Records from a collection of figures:
-- Start --
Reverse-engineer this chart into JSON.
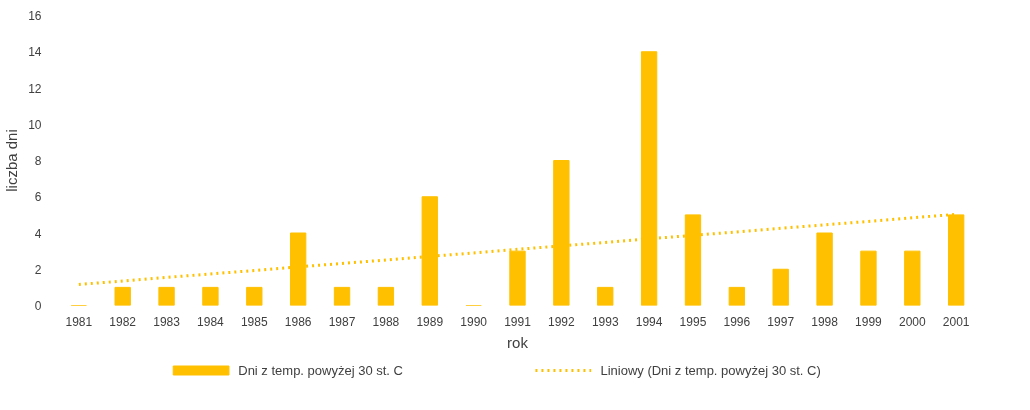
{
  "chart_data": {
    "type": "bar",
    "xlabel": "rok",
    "ylabel": "liczba dni",
    "categories": [
      "1981",
      "1982",
      "1983",
      "1984",
      "1985",
      "1986",
      "1987",
      "1988",
      "1989",
      "1990",
      "1991",
      "1992",
      "1993",
      "1994",
      "1995",
      "1996",
      "1997",
      "1998",
      "1999",
      "2000",
      "2001"
    ],
    "series": [
      {
        "name": "Dni z temp. powyżej 30 st. C",
        "color": "#ffc000",
        "values": [
          0,
          1,
          1,
          1,
          1,
          4,
          1,
          1,
          6,
          0,
          3,
          8,
          1,
          14,
          5,
          1,
          2,
          4,
          3,
          3,
          5
        ]
      },
      {
        "name": "Liniowy (Dni z temp. powyżej 30 st. C)",
        "type": "line",
        "line_style": "dotted",
        "color": "#ffc000",
        "values": [
          1.16,
          1.35,
          1.55,
          1.74,
          1.93,
          2.13,
          2.32,
          2.51,
          2.71,
          2.9,
          3.1,
          3.29,
          3.48,
          3.68,
          3.87,
          4.06,
          4.26,
          4.45,
          4.64,
          4.84,
          5.03
        ]
      }
    ],
    "ylim": [
      0,
      16
    ],
    "yticks": [
      0,
      2,
      4,
      6,
      8,
      10,
      12,
      14,
      16
    ],
    "grid": false,
    "legend": "bottom"
  }
}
-- End --
WHAT TO PRODUCE - What is needed is an exact reproduction of the data, pictures excluded.

EXERCISE RESPONSE -
Reverse-engineer this chart into JSON.
{
  "chart_data": {
    "type": "bar",
    "xlabel": "rok",
    "ylabel": "liczba dni",
    "categories": [
      "1981",
      "1982",
      "1983",
      "1984",
      "1985",
      "1986",
      "1987",
      "1988",
      "1989",
      "1990",
      "1991",
      "1992",
      "1993",
      "1994",
      "1995",
      "1996",
      "1997",
      "1998",
      "1999",
      "2000",
      "2001"
    ],
    "series": [
      {
        "name": "Dni z temp. powyżej 30 st. C",
        "color": "#ffc000",
        "values": [
          0,
          1,
          1,
          1,
          1,
          4,
          1,
          1,
          6,
          0,
          3,
          8,
          1,
          14,
          5,
          1,
          2,
          4,
          3,
          3,
          5
        ]
      },
      {
        "name": "Liniowy (Dni z temp. powyżej 30 st. C)",
        "type": "line",
        "line_style": "dotted",
        "color": "#ffc000",
        "values": [
          1.16,
          1.35,
          1.55,
          1.74,
          1.93,
          2.13,
          2.32,
          2.51,
          2.71,
          2.9,
          3.1,
          3.29,
          3.48,
          3.68,
          3.87,
          4.06,
          4.26,
          4.45,
          4.64,
          4.84,
          5.03
        ]
      }
    ],
    "ylim": [
      0,
      16
    ],
    "yticks": [
      0,
      2,
      4,
      6,
      8,
      10,
      12,
      14,
      16
    ],
    "grid": false,
    "legend": "bottom"
  }
}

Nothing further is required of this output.